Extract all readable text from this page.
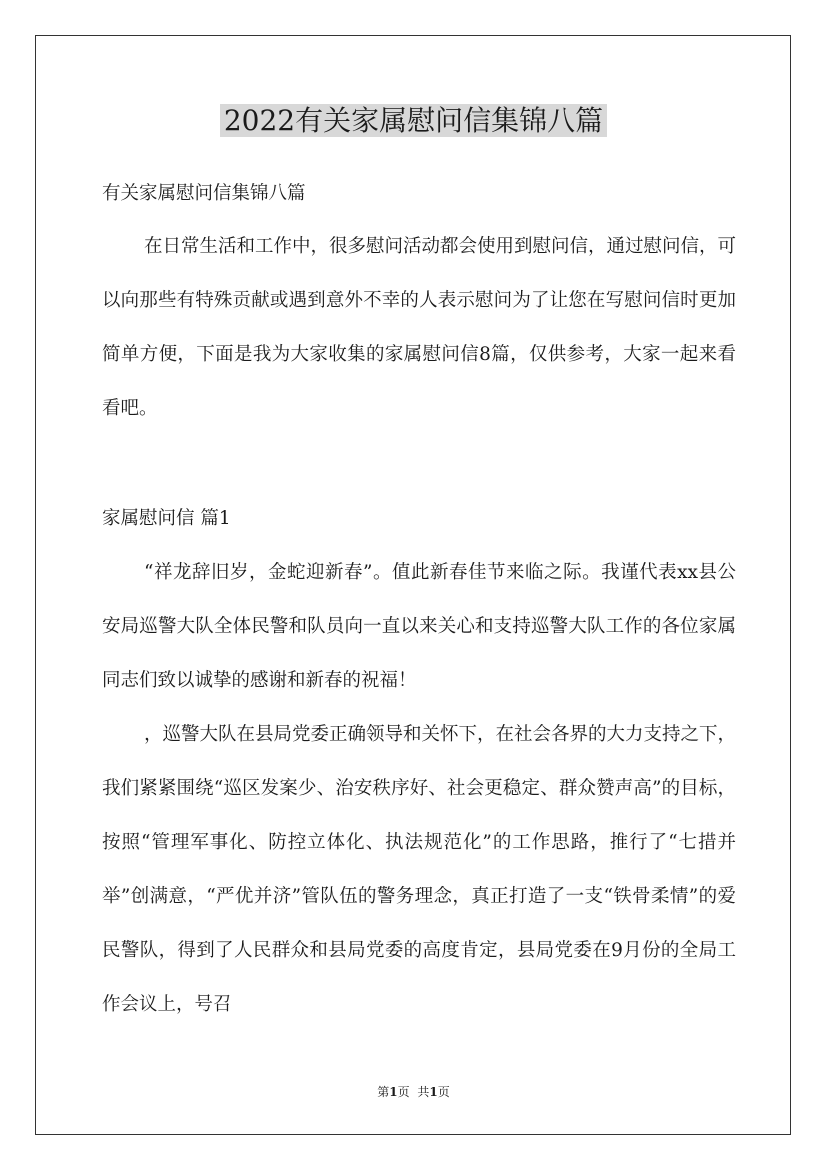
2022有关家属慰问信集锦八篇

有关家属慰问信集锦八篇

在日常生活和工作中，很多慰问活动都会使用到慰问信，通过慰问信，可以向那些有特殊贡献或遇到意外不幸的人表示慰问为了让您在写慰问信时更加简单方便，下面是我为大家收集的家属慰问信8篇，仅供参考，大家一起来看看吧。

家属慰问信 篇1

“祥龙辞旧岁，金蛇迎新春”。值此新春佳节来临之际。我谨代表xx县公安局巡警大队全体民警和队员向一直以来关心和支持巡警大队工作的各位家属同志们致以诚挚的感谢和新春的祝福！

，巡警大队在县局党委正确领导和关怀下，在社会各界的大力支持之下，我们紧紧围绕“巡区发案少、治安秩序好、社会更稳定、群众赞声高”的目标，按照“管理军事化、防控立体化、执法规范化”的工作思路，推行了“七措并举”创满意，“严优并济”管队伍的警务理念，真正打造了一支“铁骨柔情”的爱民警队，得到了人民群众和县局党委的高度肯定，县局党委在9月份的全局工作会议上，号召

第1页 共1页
***
What is expected => Exclude the pictures and transcribe all of the entries exactly.

Complete response =>
Extract all readable text from this page.
2022有关家属慰问信集锦八篇

有关家属慰问信集锦八篇

在日常生活和工作中，很多慰问活动都会使用到慰问信，通过慰问信，可以向那些有特殊贡献或遇到意外不幸的人表示慰问为了让您在写慰问信时更加简单方便，下面是我为大家收集的家属慰问信8篇，仅供参考，大家一起来看看吧。

家属慰问信 篇1

“祥龙辞旧岁，金蛇迎新春”。值此新春佳节来临之际。我谨代表xx县公安局巡警大队全体民警和队员向一直以来关心和支持巡警大队工作的各位家属同志们致以诚挚的感谢和新春的祝福！

，巡警大队在县局党委正确领导和关怀下，在社会各界的大力支持之下，我们紧紧围绕“巡区发案少、治安秩序好、社会更稳定、群众赞声高”的目标，按照“管理军事化、防控立体化、执法规范化”的工作思路，推行了“七措并举”创满意，“严优并济”管队伍的警务理念，真正打造了一支“铁骨柔情”的爱民警队，得到了人民群众和县局党委的高度肯定，县局党委在9月份的全局工作会议上，号召

第1页 共1页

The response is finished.